** Start DATA FOR PROCESSING **
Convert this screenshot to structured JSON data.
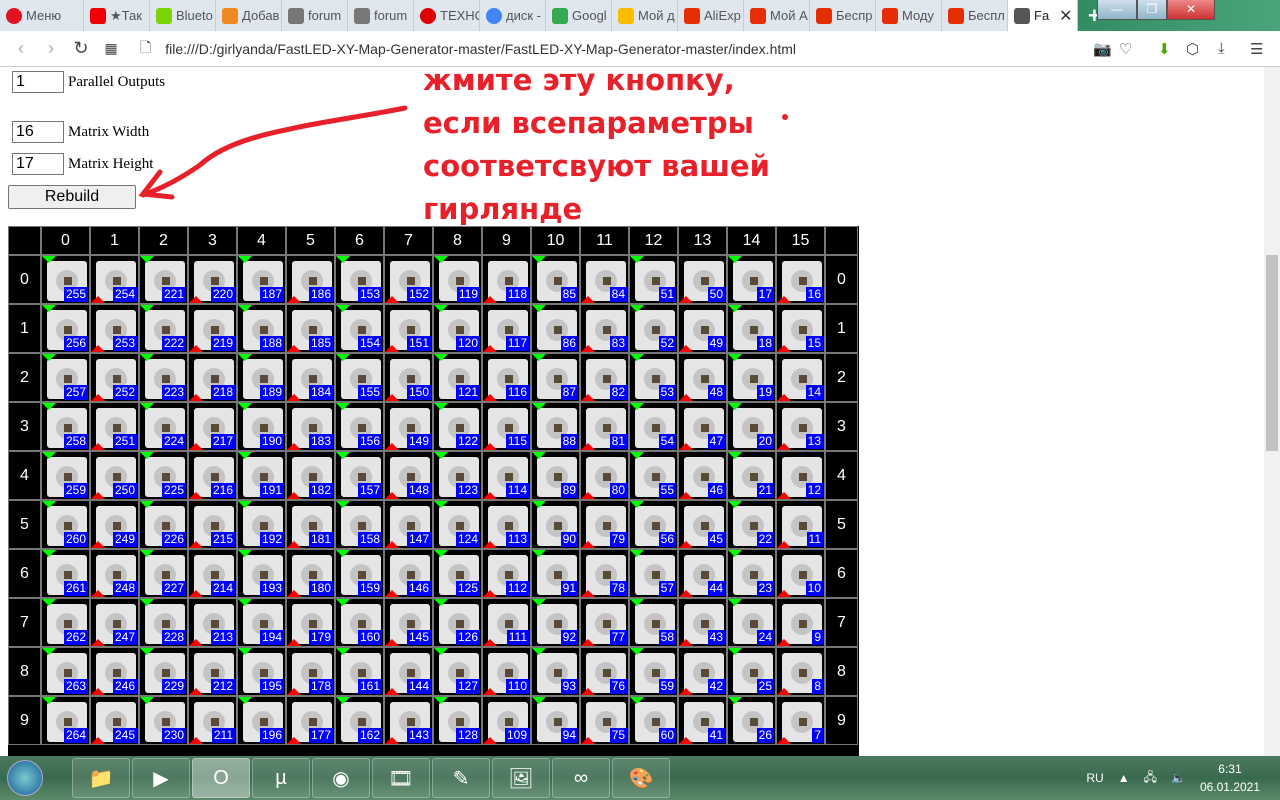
{
  "browser": {
    "tabs": [
      {
        "label": "Меню",
        "icon": "opera-icon",
        "color": "#e0141e"
      },
      {
        "label": "★Так",
        "icon": "youtube-icon",
        "color": "#e00"
      },
      {
        "label": "Blueto",
        "icon": "tools-icon",
        "color": "#7bd300"
      },
      {
        "label": "Добав",
        "icon": "orange-ball-icon",
        "color": "#f08a20"
      },
      {
        "label": "forum",
        "icon": "forum-icon",
        "color": "#777"
      },
      {
        "label": "forum",
        "icon": "forum-icon",
        "color": "#777"
      },
      {
        "label": "ТЕХНО",
        "icon": "t-icon",
        "color": "#d00"
      },
      {
        "label": "диск -",
        "icon": "google-icon",
        "color": "#4285f4"
      },
      {
        "label": "Googl",
        "icon": "drive-icon",
        "color": "#34a853"
      },
      {
        "label": "Мой д",
        "icon": "drive-icon",
        "color": "#fbbc04"
      },
      {
        "label": "AliExp",
        "icon": "aliexpress-icon",
        "color": "#e62e04"
      },
      {
        "label": "Мой А",
        "icon": "aliexpress-icon",
        "color": "#e62e04"
      },
      {
        "label": "Беспр",
        "icon": "aliexpress-icon",
        "color": "#e62e04"
      },
      {
        "label": "Моду",
        "icon": "aliexpress-icon",
        "color": "#e62e04"
      },
      {
        "label": "Беспл",
        "icon": "aliexpress-icon",
        "color": "#e62e04"
      },
      {
        "label": "Fa",
        "icon": "file-icon",
        "color": "#555",
        "active": true
      }
    ],
    "url": "file:///D:/girlyanda/FastLED-XY-Map-Generator-master/FastLED-XY-Map-Generator-master/index.html"
  },
  "form": {
    "parallel_outputs": "1",
    "parallel_outputs_label": "Parallel Outputs",
    "matrix_width": "16",
    "matrix_width_label": "Matrix Width",
    "matrix_height": "17",
    "matrix_height_label": "Matrix Height",
    "rebuild_label": "Rebuild"
  },
  "annotation": {
    "text": "жмите эту кнопку, если всепараметры соответсвуют вашей гирлянде",
    "color": "#e8202a"
  },
  "grid": {
    "columns": [
      "0",
      "1",
      "2",
      "3",
      "4",
      "5",
      "6",
      "7",
      "8",
      "9",
      "10",
      "11",
      "12",
      "13",
      "14",
      "15"
    ],
    "rows": [
      {
        "label": "0",
        "values": [
          255,
          254,
          221,
          220,
          187,
          186,
          153,
          152,
          119,
          118,
          85,
          84,
          51,
          50,
          17,
          16
        ]
      },
      {
        "label": "1",
        "values": [
          256,
          253,
          222,
          219,
          188,
          185,
          154,
          151,
          120,
          117,
          86,
          83,
          52,
          49,
          18,
          15
        ]
      },
      {
        "label": "2",
        "values": [
          257,
          252,
          223,
          218,
          189,
          184,
          155,
          150,
          121,
          116,
          87,
          82,
          53,
          48,
          19,
          14
        ]
      },
      {
        "label": "3",
        "values": [
          258,
          251,
          224,
          217,
          190,
          183,
          156,
          149,
          122,
          115,
          88,
          81,
          54,
          47,
          20,
          13
        ]
      },
      {
        "label": "4",
        "values": [
          259,
          250,
          225,
          216,
          191,
          182,
          157,
          148,
          123,
          114,
          89,
          80,
          55,
          46,
          21,
          12
        ]
      },
      {
        "label": "5",
        "values": [
          260,
          249,
          226,
          215,
          192,
          181,
          158,
          147,
          124,
          113,
          90,
          79,
          56,
          45,
          22,
          11
        ]
      },
      {
        "label": "6",
        "values": [
          261,
          248,
          227,
          214,
          193,
          180,
          159,
          146,
          125,
          112,
          91,
          78,
          57,
          44,
          23,
          10
        ]
      },
      {
        "label": "7",
        "values": [
          262,
          247,
          228,
          213,
          194,
          179,
          160,
          145,
          126,
          111,
          92,
          77,
          58,
          43,
          24,
          9
        ]
      },
      {
        "label": "8",
        "values": [
          263,
          246,
          229,
          212,
          195,
          178,
          161,
          144,
          127,
          110,
          93,
          76,
          59,
          42,
          25,
          8
        ]
      },
      {
        "label": "9",
        "values": [
          264,
          245,
          230,
          211,
          196,
          177,
          162,
          143,
          128,
          109,
          94,
          75,
          60,
          41,
          26,
          7
        ]
      }
    ],
    "input_marker_color": "#00ff00",
    "output_marker_color": "#ff0000",
    "number_bg": "#0000ff"
  },
  "taskbar": {
    "apps": [
      "explorer-icon",
      "media-player-icon",
      "opera-icon",
      "utorrent-icon",
      "tor-icon",
      "video-icon",
      "notepad-icon",
      "photos-icon",
      "arduino-icon",
      "paint-icon"
    ],
    "active_index": 2,
    "language": "RU",
    "time": "6:31",
    "date": "06.01.2021"
  }
}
** End DATA FOR PROCESSING **
* [THE EXERCISE] Set down all the entries exactly as they appear, but skip any pictures.

* [ANSWER TO THIS PROBLEM]
Convert this screenshot to structured JSON data.
{
  "browser": {
    "tabs": [
      {
        "label": "Меню",
        "icon": "opera-icon",
        "color": "#e0141e"
      },
      {
        "label": "★Так",
        "icon": "youtube-icon",
        "color": "#e00"
      },
      {
        "label": "Blueto",
        "icon": "tools-icon",
        "color": "#7bd300"
      },
      {
        "label": "Добав",
        "icon": "orange-ball-icon",
        "color": "#f08a20"
      },
      {
        "label": "forum",
        "icon": "forum-icon",
        "color": "#777"
      },
      {
        "label": "forum",
        "icon": "forum-icon",
        "color": "#777"
      },
      {
        "label": "ТЕХНО",
        "icon": "t-icon",
        "color": "#d00"
      },
      {
        "label": "диск -",
        "icon": "google-icon",
        "color": "#4285f4"
      },
      {
        "label": "Googl",
        "icon": "drive-icon",
        "color": "#34a853"
      },
      {
        "label": "Мой д",
        "icon": "drive-icon",
        "color": "#fbbc04"
      },
      {
        "label": "AliExp",
        "icon": "aliexpress-icon",
        "color": "#e62e04"
      },
      {
        "label": "Мой А",
        "icon": "aliexpress-icon",
        "color": "#e62e04"
      },
      {
        "label": "Беспр",
        "icon": "aliexpress-icon",
        "color": "#e62e04"
      },
      {
        "label": "Моду",
        "icon": "aliexpress-icon",
        "color": "#e62e04"
      },
      {
        "label": "Беспл",
        "icon": "aliexpress-icon",
        "color": "#e62e04"
      },
      {
        "label": "Fa",
        "icon": "file-icon",
        "color": "#555",
        "active": true
      }
    ],
    "url": "file:///D:/girlyanda/FastLED-XY-Map-Generator-master/FastLED-XY-Map-Generator-master/index.html"
  },
  "form": {
    "parallel_outputs": "1",
    "parallel_outputs_label": "Parallel Outputs",
    "matrix_width": "16",
    "matrix_width_label": "Matrix Width",
    "matrix_height": "17",
    "matrix_height_label": "Matrix Height",
    "rebuild_label": "Rebuild"
  },
  "annotation": {
    "text": "жмите эту кнопку, если всепараметры соответсвуют вашей гирлянде",
    "color": "#e8202a"
  },
  "grid": {
    "columns": [
      "0",
      "1",
      "2",
      "3",
      "4",
      "5",
      "6",
      "7",
      "8",
      "9",
      "10",
      "11",
      "12",
      "13",
      "14",
      "15"
    ],
    "rows": [
      {
        "label": "0",
        "values": [
          255,
          254,
          221,
          220,
          187,
          186,
          153,
          152,
          119,
          118,
          85,
          84,
          51,
          50,
          17,
          16
        ]
      },
      {
        "label": "1",
        "values": [
          256,
          253,
          222,
          219,
          188,
          185,
          154,
          151,
          120,
          117,
          86,
          83,
          52,
          49,
          18,
          15
        ]
      },
      {
        "label": "2",
        "values": [
          257,
          252,
          223,
          218,
          189,
          184,
          155,
          150,
          121,
          116,
          87,
          82,
          53,
          48,
          19,
          14
        ]
      },
      {
        "label": "3",
        "values": [
          258,
          251,
          224,
          217,
          190,
          183,
          156,
          149,
          122,
          115,
          88,
          81,
          54,
          47,
          20,
          13
        ]
      },
      {
        "label": "4",
        "values": [
          259,
          250,
          225,
          216,
          191,
          182,
          157,
          148,
          123,
          114,
          89,
          80,
          55,
          46,
          21,
          12
        ]
      },
      {
        "label": "5",
        "values": [
          260,
          249,
          226,
          215,
          192,
          181,
          158,
          147,
          124,
          113,
          90,
          79,
          56,
          45,
          22,
          11
        ]
      },
      {
        "label": "6",
        "values": [
          261,
          248,
          227,
          214,
          193,
          180,
          159,
          146,
          125,
          112,
          91,
          78,
          57,
          44,
          23,
          10
        ]
      },
      {
        "label": "7",
        "values": [
          262,
          247,
          228,
          213,
          194,
          179,
          160,
          145,
          126,
          111,
          92,
          77,
          58,
          43,
          24,
          9
        ]
      },
      {
        "label": "8",
        "values": [
          263,
          246,
          229,
          212,
          195,
          178,
          161,
          144,
          127,
          110,
          93,
          76,
          59,
          42,
          25,
          8
        ]
      },
      {
        "label": "9",
        "values": [
          264,
          245,
          230,
          211,
          196,
          177,
          162,
          143,
          128,
          109,
          94,
          75,
          60,
          41,
          26,
          7
        ]
      }
    ],
    "input_marker_color": "#00ff00",
    "output_marker_color": "#ff0000",
    "number_bg": "#0000ff"
  },
  "taskbar": {
    "apps": [
      "explorer-icon",
      "media-player-icon",
      "opera-icon",
      "utorrent-icon",
      "tor-icon",
      "video-icon",
      "notepad-icon",
      "photos-icon",
      "arduino-icon",
      "paint-icon"
    ],
    "active_index": 2,
    "language": "RU",
    "time": "6:31",
    "date": "06.01.2021"
  }
}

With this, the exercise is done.